Task description: Pick up the passage below on how mothers are judged for their parenting and pregnancy choices, and continue it from its final sentence.

--- BEGIN Supplied text ---

We have come to a bizarre place in modern parenting when we expect mothers to be 10,000% responsible for every aspect of her progeny, and yet we don’t trust her to make a single parenting decision. Just look at the way we treat breastfeeding mothers. We rail against mothers who use formula, but then shame and mock women who breastfeed their babies in view of anyone with eyeballs.

No woman should be drinking heavily while pregnant. And honestly, no person should really be drinking heavily, period. That’s just common sense. But when we collectively gang up and tell women that they aren’t allowed to make informed decisions about their own bodies, we are telling them that their voices are invalid and that no matter how they came to their decisions (informed or not), we ultimately have an innate right to veto and shame them into behaving in ways that are counterintuitive to their lives. This attitude toward women sounds a lot like bullshit to me.

--- END Supplied text ---
--- BEGIN Data entries ---

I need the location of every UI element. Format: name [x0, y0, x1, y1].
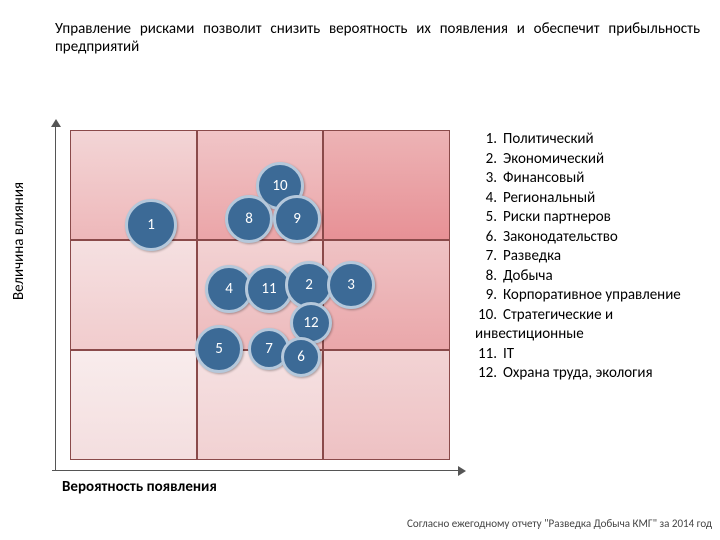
legend-item-text: Разведка [503, 247, 561, 265]
legend-item-number: 12. [475, 364, 497, 384]
legend-item-number: 9. [475, 286, 497, 306]
x-axis-label: Вероятность появления [62, 478, 217, 496]
y-axis-arrow [55, 125, 56, 470]
legend-item: 5. Риски партнеров [475, 208, 720, 228]
matrix-cell [70, 240, 197, 350]
legend-item-number: 4. [475, 189, 497, 209]
legend-item-text: Риски партнеров [503, 208, 611, 226]
legend-item-number: 1. [475, 130, 497, 150]
risk-bubble: 8 [225, 195, 273, 243]
matrix-cell [323, 350, 450, 460]
legend-item: 3. Финансовый [475, 169, 720, 189]
legend-item-text: Корпоративное управление [503, 286, 681, 304]
matrix-cell [323, 130, 450, 240]
legend: 1. Политический 2. Экономический 3. Финансовы… [475, 130, 720, 384]
legend-item: 11. IT [475, 345, 720, 365]
legend-item: 10.Стратегические и инвестиционные [475, 306, 720, 345]
legend-item-number: 8. [475, 267, 497, 287]
matrix-cell [70, 350, 197, 460]
legend-item: 1. Политический [475, 130, 720, 150]
legend-item: 6. Законодательство [475, 228, 720, 248]
legend-item-text: Региональный [503, 189, 595, 207]
legend-item-text: IT [503, 345, 514, 363]
risk-bubble: 1 [125, 199, 177, 251]
legend-item: 4. Региональный [475, 189, 720, 209]
legend-item-number: 2. [475, 150, 497, 170]
slide-title: Управление рисками позволит снизить веро… [55, 20, 700, 56]
legend-item: 7. Разведка [475, 247, 720, 267]
legend-item-number: 11. [475, 345, 497, 365]
legend-item-text: Политический [503, 130, 594, 148]
legend-item-number: 10. [475, 306, 497, 326]
risk-matrix: 110894112312576 [70, 130, 450, 460]
legend-item-number: 6. [475, 228, 497, 248]
x-axis-arrow [52, 470, 460, 471]
footnote: Согласно ежегодному отчету "Разведка Доб… [407, 517, 712, 530]
legend-item: 9. Корпоративное управление [475, 286, 720, 306]
legend-item-text: Экономический [503, 150, 604, 168]
risk-bubble: 6 [281, 337, 321, 377]
risk-bubble: 3 [327, 261, 375, 309]
legend-item: 2. Экономический [475, 150, 720, 170]
legend-item-number: 7. [475, 247, 497, 267]
legend-item: 8. Добыча [475, 267, 720, 287]
legend-item-number: 5. [475, 208, 497, 228]
y-axis-label: Величина влияния [10, 182, 28, 300]
legend-item-text: Добыча [503, 267, 553, 285]
legend-item-number: 3. [475, 169, 497, 189]
risk-bubble: 5 [195, 325, 243, 373]
legend-item-text: Охрана труда, экология [503, 364, 653, 382]
legend-item-text: Финансовый [503, 169, 584, 187]
risk-bubble: 9 [273, 195, 321, 243]
legend-item-text: Законодательство [503, 228, 618, 246]
legend-item: 12. Охрана труда, экология [475, 364, 720, 384]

--- END Data entries ---

Answer for this exercise:
This sexist and condescending attitude toward women is bullshit, people.

We need to get a to place as a culture where we can learn to trust mothers — who, by the way, are brave and bold AF — to know what is best for their families and for themselves. And so when I see a pregnant woman in a restaurant enjoying a small glass of red wine with her dinner, I won’t give her a hard time. I will raise my glass at her and congratulate her on her growing family.

And that glass I raise? It may have water in it, or it may have wine. And I’ll tell you something else: Whatever is in that glass is nobody’s damn business but mine.